-- DOCUMENT TEXT --
┄┄┄┄┄┄┄┄┄┄┄┄┄┄┄┄┄┄┄┄

Ratings: 12th grade - 10 out of 10 - AC (mature thematic content) - V (violence).

Sunday, August 7, 2016

The Spellman Files: Document

The Spellman Files: Document is by Lisa Lutz. The first book in the Spellman Files series. Meet the wacky Spellman clan. Albert and Olivia Spellman own Spellman Investigations, they have three children David (a lawyer), Isabel (works for the family firm), Rae (13 - wants to work for the family), and Uncle Ray (drinks, gambles, whores around, and helps out when needed). To be a Spellman does not just include spying and tailing strangers, and bugging people suspected of wrong doing; being a Spellman means spying on, tailing, and bugging each other. When Izzy decides it's time to leave the family business for a more "normal" life, craziness ensues. A thoroughly enjoyable read, looking forward to the rest of the series.

Ratings: 12th grade - 8 out of 10 - P (profanity) - AC (mature thematic content).

Thursday, August 4, 2016

Everyone Brave is Forgiven

Everyone Brave is Forgiven is by Chris Cleave. Set during WWII London, this is the story of two roommates who fall for the same girl at the beginning of the war. The story follows the trio throughout the course of the war with all its horrors and displays of heroism. The author was inspired by the real love letters written by his grandparents during the writing of this book. This book makes you feel like you are with the characters in all their trials and tribulations; the writing is outstanding.

Ratings: 11th grade - 9 out of 10 - AC (mature thematic content).

Tuesday, August 2, 2016

Seeing Stars

Seeing Stars is by Simon Armitage. A strange, yet entertaining, book of free verse prose poems. Those adverse to poetry, and a strange sense of humor, might find this collection worth reading.

┄┄┄┄┄┄┄┄┄┄┄┄┄┄┄┄┄┄┄┄

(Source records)
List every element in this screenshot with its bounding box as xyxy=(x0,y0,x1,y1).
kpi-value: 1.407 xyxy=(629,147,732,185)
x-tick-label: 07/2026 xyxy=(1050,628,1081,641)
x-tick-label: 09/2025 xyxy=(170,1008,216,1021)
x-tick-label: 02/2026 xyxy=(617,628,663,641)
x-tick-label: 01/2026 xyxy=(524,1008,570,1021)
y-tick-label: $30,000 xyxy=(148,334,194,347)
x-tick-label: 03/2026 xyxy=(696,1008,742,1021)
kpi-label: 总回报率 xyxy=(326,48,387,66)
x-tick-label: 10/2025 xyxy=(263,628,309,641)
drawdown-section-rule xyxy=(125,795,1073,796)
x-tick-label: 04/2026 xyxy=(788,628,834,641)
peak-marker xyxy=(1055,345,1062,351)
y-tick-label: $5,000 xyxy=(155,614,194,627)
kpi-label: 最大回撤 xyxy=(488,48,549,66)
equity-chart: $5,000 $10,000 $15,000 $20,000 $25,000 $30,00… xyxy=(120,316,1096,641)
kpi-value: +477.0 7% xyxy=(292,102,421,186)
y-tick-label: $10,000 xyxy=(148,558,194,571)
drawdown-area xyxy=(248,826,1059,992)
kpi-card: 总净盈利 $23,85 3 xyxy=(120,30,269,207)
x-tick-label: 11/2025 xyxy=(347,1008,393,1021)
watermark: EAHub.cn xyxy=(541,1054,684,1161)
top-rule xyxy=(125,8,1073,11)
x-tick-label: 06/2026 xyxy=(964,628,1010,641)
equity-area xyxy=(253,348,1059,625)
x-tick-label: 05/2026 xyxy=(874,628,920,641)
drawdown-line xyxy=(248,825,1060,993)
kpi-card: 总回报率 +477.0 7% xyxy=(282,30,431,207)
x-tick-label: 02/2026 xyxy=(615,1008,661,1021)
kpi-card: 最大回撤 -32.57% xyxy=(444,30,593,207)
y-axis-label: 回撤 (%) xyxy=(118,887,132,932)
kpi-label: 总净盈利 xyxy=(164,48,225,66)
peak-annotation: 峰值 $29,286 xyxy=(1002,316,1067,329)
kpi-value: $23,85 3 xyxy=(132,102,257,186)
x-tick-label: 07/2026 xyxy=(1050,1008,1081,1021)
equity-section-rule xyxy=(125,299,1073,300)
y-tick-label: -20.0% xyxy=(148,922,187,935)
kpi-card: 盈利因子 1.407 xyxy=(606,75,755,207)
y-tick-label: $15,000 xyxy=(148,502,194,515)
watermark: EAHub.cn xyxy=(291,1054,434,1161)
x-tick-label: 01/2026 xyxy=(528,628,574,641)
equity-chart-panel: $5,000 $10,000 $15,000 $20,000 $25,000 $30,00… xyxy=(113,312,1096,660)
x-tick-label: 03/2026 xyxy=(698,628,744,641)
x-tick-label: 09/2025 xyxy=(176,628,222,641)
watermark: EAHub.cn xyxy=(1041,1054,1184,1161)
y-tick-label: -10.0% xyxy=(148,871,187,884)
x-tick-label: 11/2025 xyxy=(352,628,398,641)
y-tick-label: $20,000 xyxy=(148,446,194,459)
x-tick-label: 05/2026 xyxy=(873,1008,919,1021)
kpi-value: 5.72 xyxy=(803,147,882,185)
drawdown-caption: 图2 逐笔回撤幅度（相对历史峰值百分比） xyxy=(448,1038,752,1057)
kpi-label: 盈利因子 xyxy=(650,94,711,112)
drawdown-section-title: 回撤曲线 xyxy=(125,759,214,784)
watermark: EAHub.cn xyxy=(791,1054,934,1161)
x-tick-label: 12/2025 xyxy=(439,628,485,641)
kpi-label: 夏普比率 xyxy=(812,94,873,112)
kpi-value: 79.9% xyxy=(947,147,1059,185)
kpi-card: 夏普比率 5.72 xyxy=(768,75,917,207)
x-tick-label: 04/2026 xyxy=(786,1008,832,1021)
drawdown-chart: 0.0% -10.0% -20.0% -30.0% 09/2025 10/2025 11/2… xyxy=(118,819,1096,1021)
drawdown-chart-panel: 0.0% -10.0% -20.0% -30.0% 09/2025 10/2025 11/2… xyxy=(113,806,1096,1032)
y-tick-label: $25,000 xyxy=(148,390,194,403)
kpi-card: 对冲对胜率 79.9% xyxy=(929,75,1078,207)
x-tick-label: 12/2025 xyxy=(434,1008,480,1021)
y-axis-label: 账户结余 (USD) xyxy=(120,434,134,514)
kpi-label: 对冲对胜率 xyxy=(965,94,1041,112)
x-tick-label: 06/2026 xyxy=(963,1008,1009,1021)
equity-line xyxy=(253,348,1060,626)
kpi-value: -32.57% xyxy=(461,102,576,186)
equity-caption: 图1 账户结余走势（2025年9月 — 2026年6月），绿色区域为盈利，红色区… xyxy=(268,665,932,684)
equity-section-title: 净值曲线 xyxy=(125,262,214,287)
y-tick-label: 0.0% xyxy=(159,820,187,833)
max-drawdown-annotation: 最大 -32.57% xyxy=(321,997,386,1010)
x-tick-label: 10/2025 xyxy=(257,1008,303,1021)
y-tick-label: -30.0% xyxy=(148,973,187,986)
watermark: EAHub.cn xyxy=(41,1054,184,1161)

┄┄┄┄┄┄┄┄┄┄┄┄┄┄┄┄┄┄┄┄

-- OBJECTIVES --
1: In the book reviews, what inspired the author of Everyone Brave is Forgiven?
2: Drawing on the book reviews, explain what causes the craziness in The Spellman Files: Document.
3: Duplicate the passage of the book reviews from "Ratings: 11th grade" up to and including "collection worth reading.".

-- SOLUTION SET --
1: He was inspired by the real love letters his grandparents wrote.

2: The craziness follows Izzy's decision that it is time to leave the family business for a more "normal" life.

3:
Ratings: 11th grade - 9 out of 10 - AC (mature thematic content).

Tuesday, August 2, 2016

Seeing Stars

Seeing Stars is by Simon Armitage. A strange, yet entertaining, book of free verse prose poems. Those adverse to poetry, and a strange sense of humor, might find this collection worth reading.